SELECTED EXCERPT
Gujarat BoardEnglish MediumSTD 12 ScienceMaths3 and 4 . determinant and metrices1 Mark
MCQ
If matrix $A = \left[ {\begin{array}{*{20}{c}}0&{ - 1}\\1&0\end{array}} \right]$, then ${A^{16}} = $
  • A
    $\left[ {\begin{array}{*{20}{c}}0&{ - 1}\\1&0\end{array}} \right]$
  • B
    $\left[ {\begin{array}{*{20}{c}}0&1\\1&0\end{array}} \right]$
  • C
    $\left[ {\begin{array}{*{20}{c}}{ - 1}&0\\0&1\end{array}} \right]$
  • $\left[ {\begin{array}{*{20}{c}}1&0\\0&1\end{array}} \right]$

Answer

Correct option: D.

MATERIAL PROVIDED
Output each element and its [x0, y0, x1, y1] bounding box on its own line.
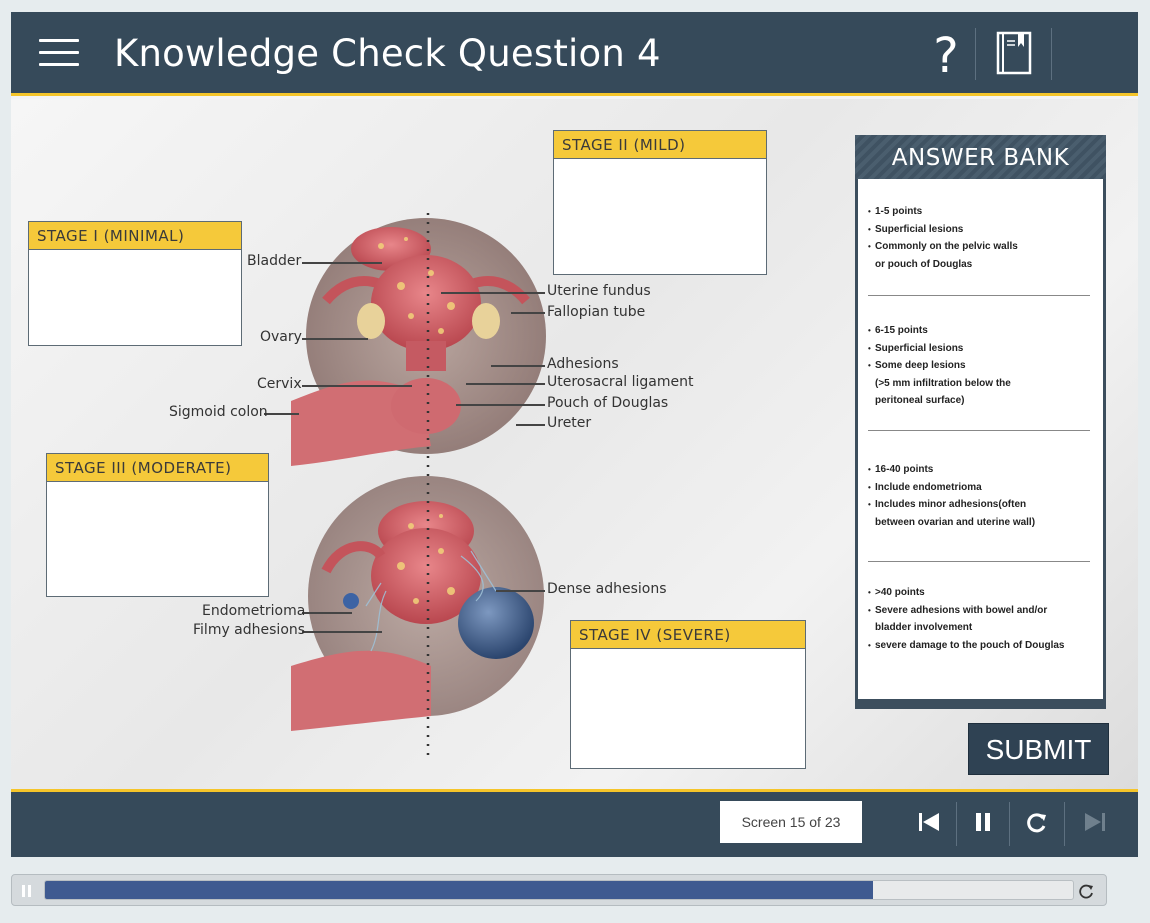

THINGS TO DO
**a.** In the matrix question, which option is marked as correct?
**b.** Continue the matrix question from its last line.
None of these tasks uses the data.

ANSWERS
**a.** Option D is marked as correct.

**b.**
$\left[ {\begin{array}{*{20}{c}}1&0\\0&1\end{array}} \right]$
d
(d) Given, Matrix $A = \,\left[ {\begin{array}{*{20}{c}}0&{ - 1}\\1&0\end{array}} \right]$.
We know that ${A^2} = A.A = \left[ {\begin{array}{*{20}{c}}0&{ - 1}\\1&0\end{array}} \right]\,\left[ {\begin{array}{*{20}{c}}0&{ - 1}\\1&0\end{array}} \right] = \left[ {\begin{array}{*{20}{c}}{ - 1}&0\\0&{ - 1}\end{array}} \right].$

Therefore

${A^{16}} = {({A^2})^8} = {\left[ {\begin{array}{*{20}{c}}{ - 1}&0\\0&{ - 1}\end{array}} \right]^8} = \left[ {\begin{array}{*{20}{c}}{{{( - 1)}^8}}&0\\0&{{{( - 1)}^8}}\end{array}} \right]$$ = \left[ {\begin{array}{*{20}{c}}1&0\\0&1\end{array}} \right]$.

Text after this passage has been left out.